#### Instructions for the task
From the listing that follows, extract every line and set it down unaltered.

# Start of Exercise data

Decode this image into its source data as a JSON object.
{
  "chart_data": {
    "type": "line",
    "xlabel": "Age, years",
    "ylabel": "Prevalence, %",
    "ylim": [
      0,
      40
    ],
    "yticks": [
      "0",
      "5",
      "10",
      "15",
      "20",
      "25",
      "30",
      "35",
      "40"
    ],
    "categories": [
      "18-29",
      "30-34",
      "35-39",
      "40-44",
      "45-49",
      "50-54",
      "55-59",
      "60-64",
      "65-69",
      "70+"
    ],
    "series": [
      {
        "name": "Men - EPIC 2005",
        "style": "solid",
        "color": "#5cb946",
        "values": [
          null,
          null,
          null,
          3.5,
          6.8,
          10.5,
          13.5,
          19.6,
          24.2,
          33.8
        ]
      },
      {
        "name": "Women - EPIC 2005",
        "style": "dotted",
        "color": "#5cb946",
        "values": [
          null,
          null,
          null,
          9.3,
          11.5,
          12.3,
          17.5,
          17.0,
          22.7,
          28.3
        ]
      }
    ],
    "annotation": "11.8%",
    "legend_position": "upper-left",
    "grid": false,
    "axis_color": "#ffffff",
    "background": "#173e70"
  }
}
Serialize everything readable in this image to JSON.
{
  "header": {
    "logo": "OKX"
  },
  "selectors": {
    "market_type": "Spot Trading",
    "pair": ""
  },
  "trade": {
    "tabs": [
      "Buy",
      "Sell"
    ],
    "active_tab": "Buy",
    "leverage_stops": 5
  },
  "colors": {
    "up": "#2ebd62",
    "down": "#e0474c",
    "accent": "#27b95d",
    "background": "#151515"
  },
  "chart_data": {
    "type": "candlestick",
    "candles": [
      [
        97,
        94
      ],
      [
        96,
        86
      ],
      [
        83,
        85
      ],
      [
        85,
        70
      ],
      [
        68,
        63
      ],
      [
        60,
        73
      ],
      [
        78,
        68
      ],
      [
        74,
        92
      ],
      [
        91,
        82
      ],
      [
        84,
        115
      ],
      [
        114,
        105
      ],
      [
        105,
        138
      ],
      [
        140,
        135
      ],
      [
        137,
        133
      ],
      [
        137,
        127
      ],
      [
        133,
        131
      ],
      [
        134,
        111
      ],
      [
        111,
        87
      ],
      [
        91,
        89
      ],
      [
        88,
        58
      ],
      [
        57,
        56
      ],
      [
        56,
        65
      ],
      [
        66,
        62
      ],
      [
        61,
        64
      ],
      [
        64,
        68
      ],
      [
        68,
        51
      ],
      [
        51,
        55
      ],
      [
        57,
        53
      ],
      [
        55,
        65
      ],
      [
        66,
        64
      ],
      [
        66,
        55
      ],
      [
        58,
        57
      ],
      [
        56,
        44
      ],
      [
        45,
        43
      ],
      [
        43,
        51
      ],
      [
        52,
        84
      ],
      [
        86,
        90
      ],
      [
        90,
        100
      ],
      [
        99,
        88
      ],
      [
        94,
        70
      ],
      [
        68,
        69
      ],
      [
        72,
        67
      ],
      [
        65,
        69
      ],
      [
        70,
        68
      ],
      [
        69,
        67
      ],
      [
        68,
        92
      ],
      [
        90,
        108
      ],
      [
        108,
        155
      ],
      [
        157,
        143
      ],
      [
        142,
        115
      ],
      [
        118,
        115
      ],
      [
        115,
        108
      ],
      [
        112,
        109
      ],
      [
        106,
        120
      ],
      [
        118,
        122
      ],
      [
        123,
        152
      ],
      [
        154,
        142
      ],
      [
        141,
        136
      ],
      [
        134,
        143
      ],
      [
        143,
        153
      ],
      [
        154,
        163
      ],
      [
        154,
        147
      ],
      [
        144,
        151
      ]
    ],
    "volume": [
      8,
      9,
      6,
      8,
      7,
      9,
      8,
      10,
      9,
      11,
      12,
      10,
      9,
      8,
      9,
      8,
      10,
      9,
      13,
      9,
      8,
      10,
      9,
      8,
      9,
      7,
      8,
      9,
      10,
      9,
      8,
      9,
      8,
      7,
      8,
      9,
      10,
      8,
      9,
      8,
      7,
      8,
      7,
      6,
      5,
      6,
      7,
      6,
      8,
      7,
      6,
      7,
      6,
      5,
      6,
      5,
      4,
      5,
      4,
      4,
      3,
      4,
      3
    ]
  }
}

# End of Exercise data

#### Completed task
Decode this image into its source data as a JSON object.
{
  "chart_data": {
    "type": "line",
    "xlabel": "Age, years",
    "ylabel": "Prevalence, %",
    "ylim": [
      0,
      40
    ],
    "yticks": [
      "0",
      "5",
      "10",
      "15",
      "20",
      "25",
      "30",
      "35",
      "40"
    ],
    "categories": [
      "18-29",
      "30-34",
      "35-39",
      "40-44",
      "45-49",
      "50-54",
      "55-59",
      "60-64",
      "65-69",
      "70+"
    ],
    "series": [
      {
        "name": "Men - EPIC 2005",
        "style": "solid",
        "color": "#5cb946",
        "values": [
          null,
          null,
          null,
          3.5,
          6.8,
          10.5,
          13.5,
          19.6,
          24.2,
          33.8
        ]
      },
      {
        "name": "Women - EPIC 2005",
        "style": "dotted",
        "color": "#5cb946",
        "values": [
          null,
          null,
          null,
          9.3,
          11.5,
          12.3,
          17.5,
          17.0,
          22.7,
          28.3
        ]
      }
    ],
    "annotation": "11.8%",
    "legend_position": "upper-left",
    "grid": false,
    "axis_color": "#ffffff",
    "background": "#173e70"
  }
}
Serialize everything readable in this image to JSON.
{
  "header": {
    "logo": "OKX"
  },
  "selectors": {
    "market_type": "Spot Trading",
    "pair": ""
  },
  "trade": {
    "tabs": [
      "Buy",
      "Sell"
    ],
    "active_tab": "Buy",
    "leverage_stops": 5
  },
  "colors": {
    "up": "#2ebd62",
    "down": "#e0474c",
    "accent": "#27b95d",
    "background": "#151515"
  },
  "chart_data": {
    "type": "candlestick",
    "candles": [
      [
        97,
        94
      ],
      [
        96,
        86
      ],
      [
        83,
        85
      ],
      [
        85,
        70
      ],
      [
        68,
        63
      ],
      [
        60,
        73
      ],
      [
        78,
        68
      ],
      [
        74,
        92
      ],
      [
        91,
        82
      ],
      [
        84,
        115
      ],
      [
        114,
        105
      ],
      [
        105,
        138
      ],
      [
        140,
        135
      ],
      [
        137,
        133
      ],
      [
        137,
        127
      ],
      [
        133,
        131
      ],
      [
        134,
        111
      ],
      [
        111,
        87
      ],
      [
        91,
        89
      ],
      [
        88,
        58
      ],
      [
        57,
        56
      ],
      [
        56,
        65
      ],
      [
        66,
        62
      ],
      [
        61,
        64
      ],
      [
        64,
        68
      ],
      [
        68,
        51
      ],
      [
        51,
        55
      ],
      [
        57,
        53
      ],
      [
        55,
        65
      ],
      [
        66,
        64
      ],
      [
        66,
        55
      ],
      [
        58,
        57
      ],
      [
        56,
        44
      ],
      [
        45,
        43
      ],
      [
        43,
        51
      ],
      [
        52,
        84
      ],
      [
        86,
        90
      ],
      [
        90,
        100
      ],
      [
        99,
        88
      ],
      [
        94,
        70
      ],
      [
        68,
        69
      ],
      [
        72,
        67
      ],
      [
        65,
        69
      ],
      [
        70,
        68
      ],
      [
        69,
        67
      ],
      [
        68,
        92
      ],
      [
        90,
        108
      ],
      [
        108,
        155
      ],
      [
        157,
        143
      ],
      [
        142,
        115
      ],
      [
        118,
        115
      ],
      [
        115,
        108
      ],
      [
        112,
        109
      ],
      [
        106,
        120
      ],
      [
        118,
        122
      ],
      [
        123,
        152
      ],
      [
        154,
        142
      ],
      [
        141,
        136
      ],
      [
        134,
        143
      ],
      [
        143,
        153
      ],
      [
        154,
        163
      ],
      [
        154,
        147
      ],
      [
        144,
        151
      ]
    ],
    "volume": [
      8,
      9,
      6,
      8,
      7,
      9,
      8,
      10,
      9,
      11,
      12,
      10,
      9,
      8,
      9,
      8,
      10,
      9,
      13,
      9,
      8,
      10,
      9,
      8,
      9,
      7,
      8,
      9,
      10,
      9,
      8,
      9,
      8,
      7,
      8,
      9,
      10,
      8,
      9,
      8,
      7,
      8,
      7,
      6,
      5,
      6,
      7,
      6,
      8,
      7,
      6,
      7,
      6,
      5,
      6,
      5,
      4,
      5,
      4,
      4,
      3,
      4,
      3
    ]
  }
}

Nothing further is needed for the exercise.